_Available data_
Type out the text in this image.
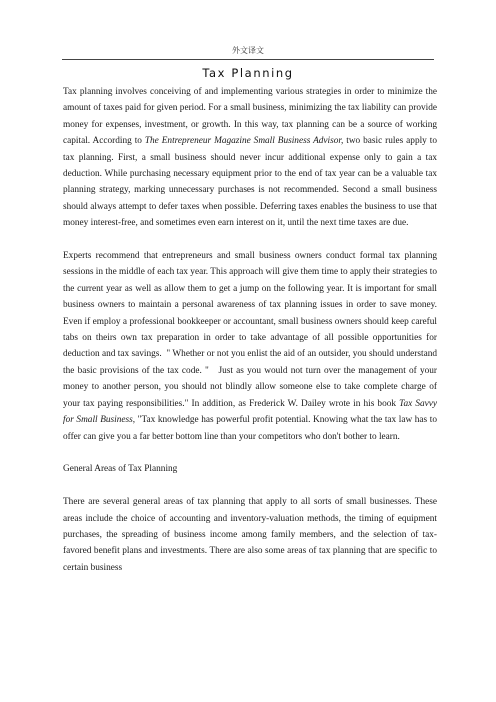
外文译文
Tax Planning

Tax planning involves conceiving of and implementing various strategies in order to minimize the amount of taxes paid for given period. For a small business, minimizing the tax liability can provide money for expenses, investment, or growth. In this way, tax planning can be a source of working capital. According to The Entrepreneur Magazine Small Business Advisor, two basic rules apply to tax planning. First, a small business should never incur additional expense only to gain a tax deduction. While purchasing necessary equipment prior to the end of tax year can be a valuable tax planning strategy, marking unnecessary purchases is not recommended. Second a small business should always attempt to defer taxes when possible. Deferring taxes enables the business to use that money interest-free, and sometimes even earn interest on it, until the next time taxes are due.

Experts recommend that entrepreneurs and small business owners conduct formal tax planning sessions in the middle of each tax year. This approach will give them time to apply their strategies to the current year as well as allow them to get a jump on the following year. It is important for small business owners to maintain a personal awareness of tax planning issues in order to save money. Even if employ a professional bookkeeper or accountant, small business owners should keep careful tabs on theirs own tax preparation in order to take advantage of all possible opportunities for deduction and tax savings.  " Whether or not you enlist the aid of an outsider, you should understand the basic provisions of the tax code. "   Just as you would not turn over the management of your money to another person, you should not blindly allow someone else to take complete charge of your tax paying responsibilities." In addition, as Frederick W. Dailey wrote in his book Tax Savvy for Small Business, "Tax knowledge has powerful profit potential. Knowing what the tax law has to offer can give you a far better bottom line than your competitors who don't bother to learn.

General Areas of Tax Planning

There are several general areas of tax planning that apply to all sorts of small businesses. These areas include the choice of accounting and inventory-valuation methods, the timing of equipment purchases, the spreading of business income among family members, and the selection of tax-favored benefit plans and investments. There are also some areas of tax planning that are specific to certain business
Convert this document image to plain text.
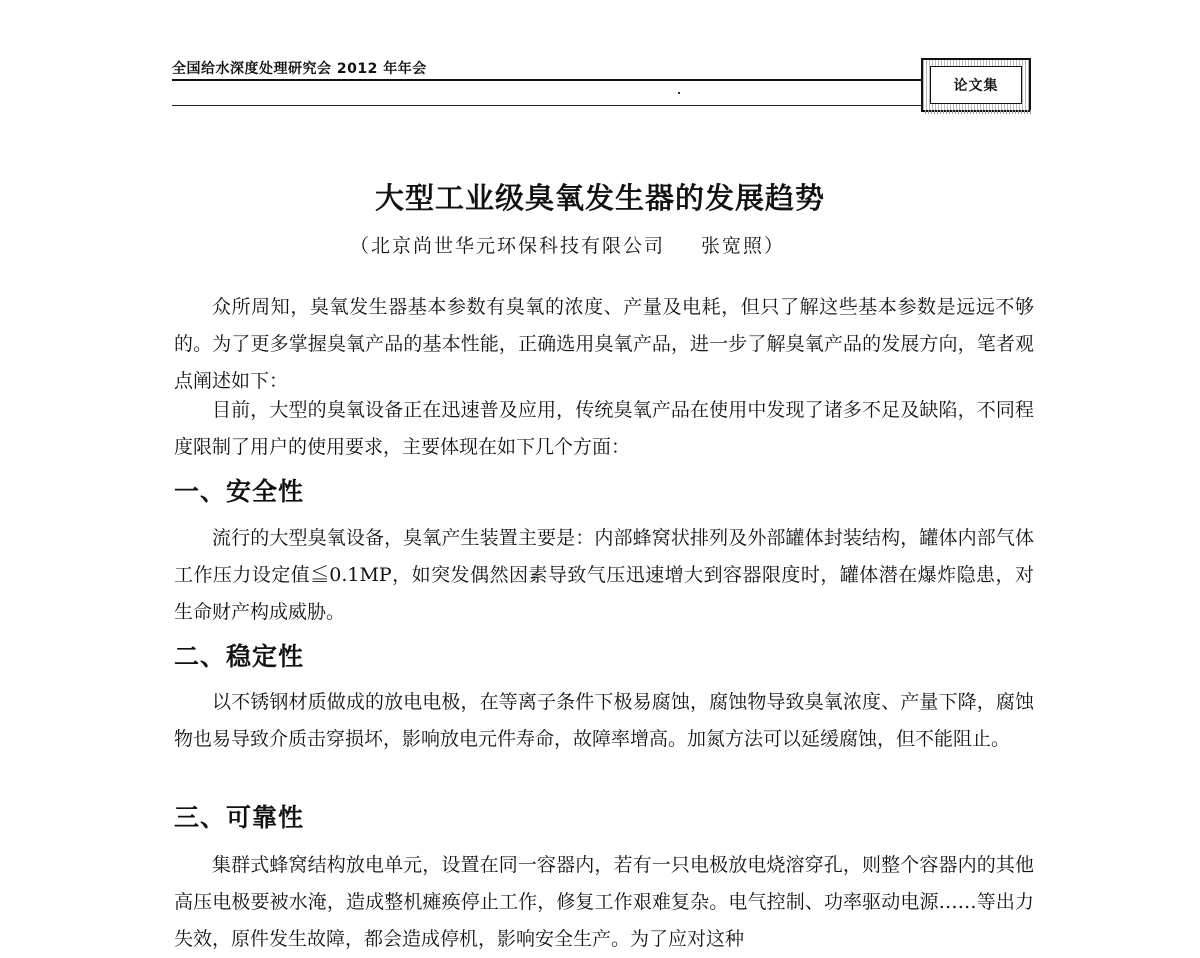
全国给水深度处理研究会 2012 年年会
论文集
大型工业级臭氧发生器的发展趋势
（北京尚世华元环保科技有限公司 张宽照）

众所周知，臭氧发生器基本参数有臭氧的浓度、产量及电耗，但只了解这些基本参数是远远不够的。为了更多掌握臭氧产品的基本性能，正确选用臭氧产品，进一步了解臭氧产品的发展方向，笔者观点阐述如下：

目前，大型的臭氧设备正在迅速普及应用，传统臭氧产品在使用中发现了诸多不足及缺陷，不同程度限制了用户的使用要求，主要体现在如下几个方面：

一、安全性

流行的大型臭氧设备，臭氧产生装置主要是：内部蜂窝状排列及外部罐体封装结构，罐体内部气体工作压力设定值≦0.1MP，如突发偶然因素导致气压迅速增大到容器限度时，罐体潜在爆炸隐患，对生命财产构成威胁。

二、稳定性

以不锈钢材质做成的放电电极，在等离子条件下极易腐蚀，腐蚀物导致臭氧浓度、产量下降，腐蚀物也易导致介质击穿损坏，影响放电元件寿命，故障率增高。加氮方法可以延缓腐蚀，但不能阻止。

三、可靠性

集群式蜂窝结构放电单元，设置在同一容器内，若有一只电极放电烧溶穿孔，则整个容器内的其他高压电极要被水淹，造成整机瘫痪停止工作，修复工作艰难复杂。电气控制、功率驱动电源……等出力失效，原件发生故障，都会造成停机，影响安全生产。为了应对这种
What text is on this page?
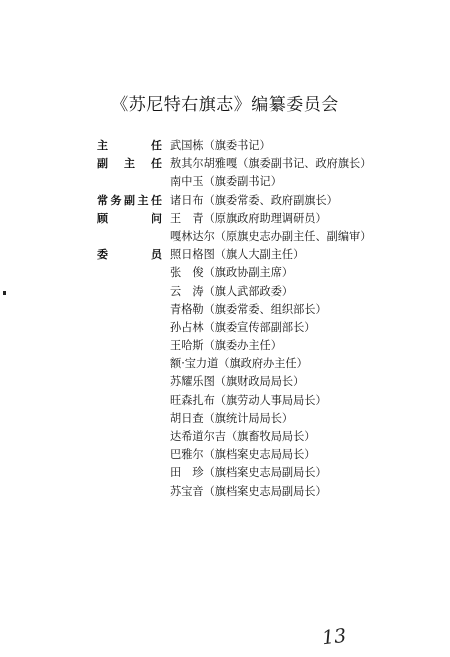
《苏尼特右旗志》编纂委员会
主任 武国栋（旗委书记）
副主任 敖其尔胡雅嘎（旗委副书记、政府旗长）
南中玉（旗委副书记）
常务副主任 诸日布（旗委常委、政府副旗长）
顾问 王　青（原旗政府助理调研员）
嘎林达尔（原旗史志办副主任、副编审）
委员 照日格图（旗人大副主任）
张　俊（旗政协副主席）
云　涛（旗人武部政委）
青格勒（旗委常委、组织部长）
孙占林（旗委宣传部副部长）
王哈斯（旗委办主任）
额·宝力道（旗政府办主任）
苏耀乐图（旗财政局局长）
旺森扎布（旗劳动人事局局长）
胡日查（旗统计局局长）
达希道尔吉（旗畜牧局局长）
巴雅尔（旗档案史志局局长）
田　珍（旗档案史志局副局长）
苏宝音（旗档案史志局副局长）
13
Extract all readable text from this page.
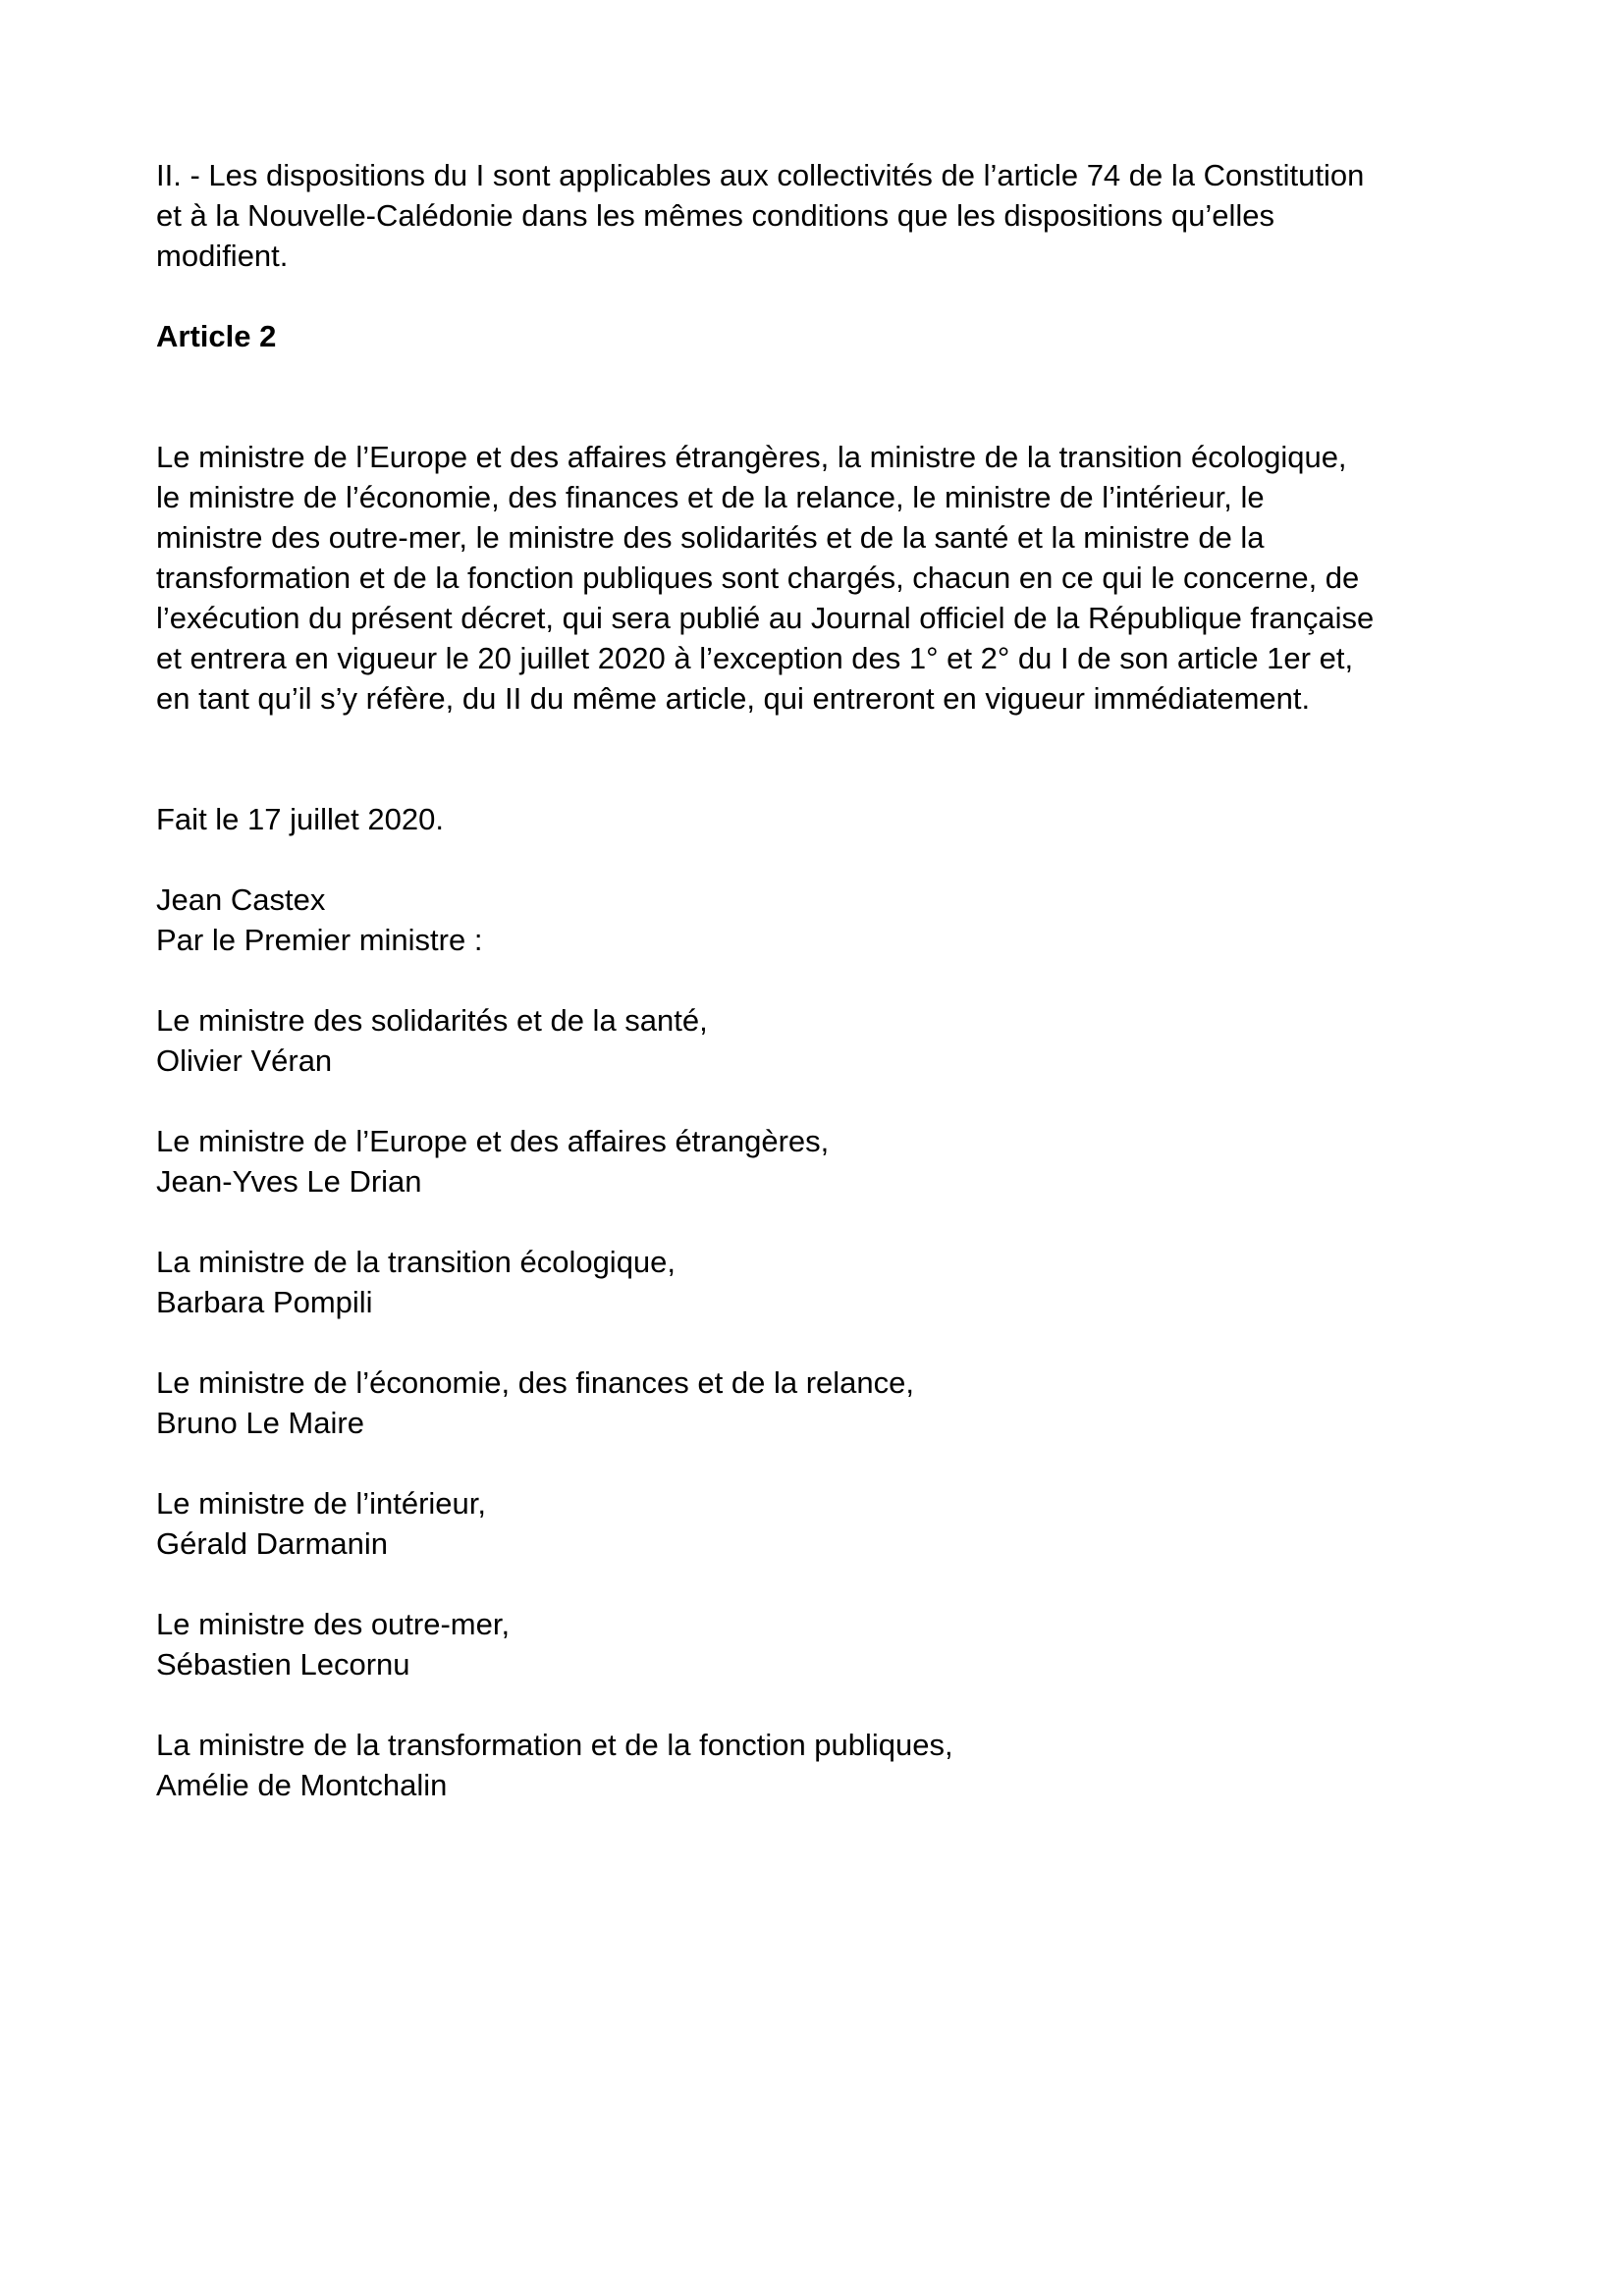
II. - Les dispositions du I sont applicables aux collectivités de l’article 74 de la Constitution
et à la Nouvelle-Calédonie dans les mêmes conditions que les dispositions qu’elles
modifient.

Article 2

Le ministre de l’Europe et des affaires étrangères, la ministre de la transition écologique,
le ministre de l’économie, des finances et de la relance, le ministre de l’intérieur, le
ministre des outre-mer, le ministre des solidarités et de la santé et la ministre de la
transformation et de la fonction publiques sont chargés, chacun en ce qui le concerne, de
l’exécution du présent décret, qui sera publié au Journal officiel de la République française
et entrera en vigueur le 20 juillet 2020 à l’exception des 1° et 2° du I de son article 1er et,
en tant qu’il s’y réfère, du II du même article, qui entreront en vigueur immédiatement.

Fait le 17 juillet 2020.

Jean Castex
Par le Premier ministre :

Le ministre des solidarités et de la santé,
Olivier Véran

Le ministre de l’Europe et des affaires étrangères,
Jean-Yves Le Drian

La ministre de la transition écologique,
Barbara Pompili

Le ministre de l’économie, des finances et de la relance,
Bruno Le Maire

Le ministre de l’intérieur,
Gérald Darmanin

Le ministre des outre-mer,
Sébastien Lecornu

La ministre de la transformation et de la fonction publiques,
Amélie de Montchalin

_Exercise directions_
Where a line holds "publiques", copy it out.

_Exercise response_
transformation et de la fonction publiques sont chargés, chacun en ce qui le concerne, de
La ministre de la transformation et de la fonction publiques,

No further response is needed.